Without the images, write out all of the following entries exactly.

+++

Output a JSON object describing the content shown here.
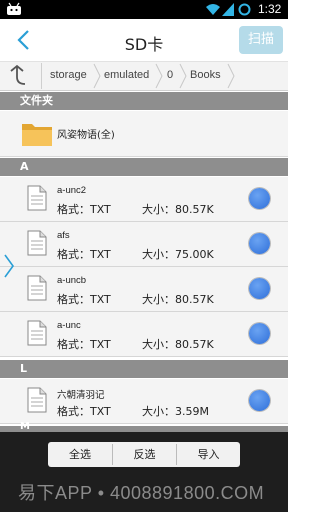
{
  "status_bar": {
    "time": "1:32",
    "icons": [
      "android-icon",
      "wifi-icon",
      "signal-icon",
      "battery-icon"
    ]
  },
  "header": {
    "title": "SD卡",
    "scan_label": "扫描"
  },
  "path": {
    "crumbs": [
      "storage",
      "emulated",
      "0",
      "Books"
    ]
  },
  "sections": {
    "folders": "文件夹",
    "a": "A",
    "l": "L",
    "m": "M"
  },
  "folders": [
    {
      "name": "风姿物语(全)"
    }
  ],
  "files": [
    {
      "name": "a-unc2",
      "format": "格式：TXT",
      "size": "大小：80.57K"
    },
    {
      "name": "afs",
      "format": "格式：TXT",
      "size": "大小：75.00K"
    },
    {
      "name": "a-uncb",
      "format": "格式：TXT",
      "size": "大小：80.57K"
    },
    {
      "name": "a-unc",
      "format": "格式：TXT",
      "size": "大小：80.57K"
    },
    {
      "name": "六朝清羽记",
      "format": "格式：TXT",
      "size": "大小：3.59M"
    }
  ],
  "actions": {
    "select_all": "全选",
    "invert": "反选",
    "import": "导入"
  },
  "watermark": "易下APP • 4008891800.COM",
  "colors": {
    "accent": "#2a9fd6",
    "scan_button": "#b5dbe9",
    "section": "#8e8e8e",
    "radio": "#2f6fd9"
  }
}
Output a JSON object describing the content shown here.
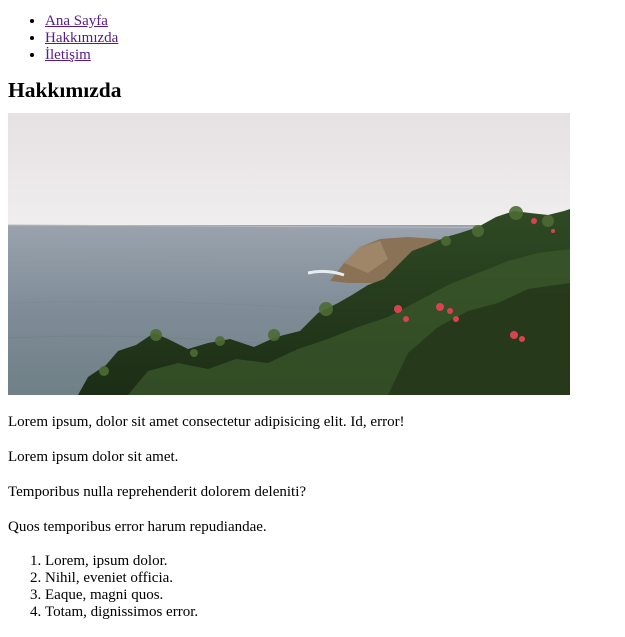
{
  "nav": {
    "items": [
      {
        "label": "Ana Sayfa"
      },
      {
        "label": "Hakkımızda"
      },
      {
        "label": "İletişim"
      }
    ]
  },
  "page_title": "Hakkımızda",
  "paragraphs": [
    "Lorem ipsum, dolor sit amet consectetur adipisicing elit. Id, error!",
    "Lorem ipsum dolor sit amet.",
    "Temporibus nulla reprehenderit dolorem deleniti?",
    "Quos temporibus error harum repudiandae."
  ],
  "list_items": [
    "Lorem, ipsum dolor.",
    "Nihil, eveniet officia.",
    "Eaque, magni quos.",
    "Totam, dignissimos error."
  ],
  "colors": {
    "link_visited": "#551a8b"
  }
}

+++

■ **Answer to the exercise**:
Output a JSON object describing the content shown here.
{
  "status_bar": {
    "time": "1:32",
    "icons": [
      "android-icon",
      "wifi-icon",
      "signal-icon",
      "battery-icon"
    ]
  },
  "header": {
    "title": "SD卡",
    "scan_label": "扫描"
  },
  "path": {
    "crumbs": [
      "storage",
      "emulated",
      "0",
      "Books"
    ]
  },
  "sections": {
    "folders": "文件夹",
    "a": "A",
    "l": "L",
    "m": "M"
  },
  "folders": [
    {
      "name": "风姿物语(全)"
    }
  ],
  "files": [
    {
      "name": "a-unc2",
      "format": "格式：TXT",
      "size": "大小：80.57K"
    },
    {
      "name": "afs",
      "format": "格式：TXT",
      "size": "大小：75.00K"
    },
    {
      "name": "a-uncb",
      "format": "格式：TXT",
      "size": "大小：80.57K"
    },
    {
      "name": "a-unc",
      "format": "格式：TXT",
      "size": "大小：80.57K"
    },
    {
      "name": "六朝清羽记",
      "format": "格式：TXT",
      "size": "大小：3.59M"
    }
  ],
  "actions": {
    "select_all": "全选",
    "invert": "反选",
    "import": "导入"
  },
  "watermark": "易下APP • 4008891800.COM",
  "colors": {
    "accent": "#2a9fd6",
    "scan_button": "#b5dbe9",
    "section": "#8e8e8e",
    "radio": "#2f6fd9"
  }
}
Output a JSON object describing the content shown here.
{
  "nav": {
    "items": [
      {
        "label": "Ana Sayfa"
      },
      {
        "label": "Hakkımızda"
      },
      {
        "label": "İletişim"
      }
    ]
  },
  "page_title": "Hakkımızda",
  "paragraphs": [
    "Lorem ipsum, dolor sit amet consectetur adipisicing elit. Id, error!",
    "Lorem ipsum dolor sit amet.",
    "Temporibus nulla reprehenderit dolorem deleniti?",
    "Quos temporibus error harum repudiandae."
  ],
  "list_items": [
    "Lorem, ipsum dolor.",
    "Nihil, eveniet officia.",
    "Eaque, magni quos.",
    "Totam, dignissimos error."
  ],
  "colors": {
    "link_visited": "#551a8b"
  }
}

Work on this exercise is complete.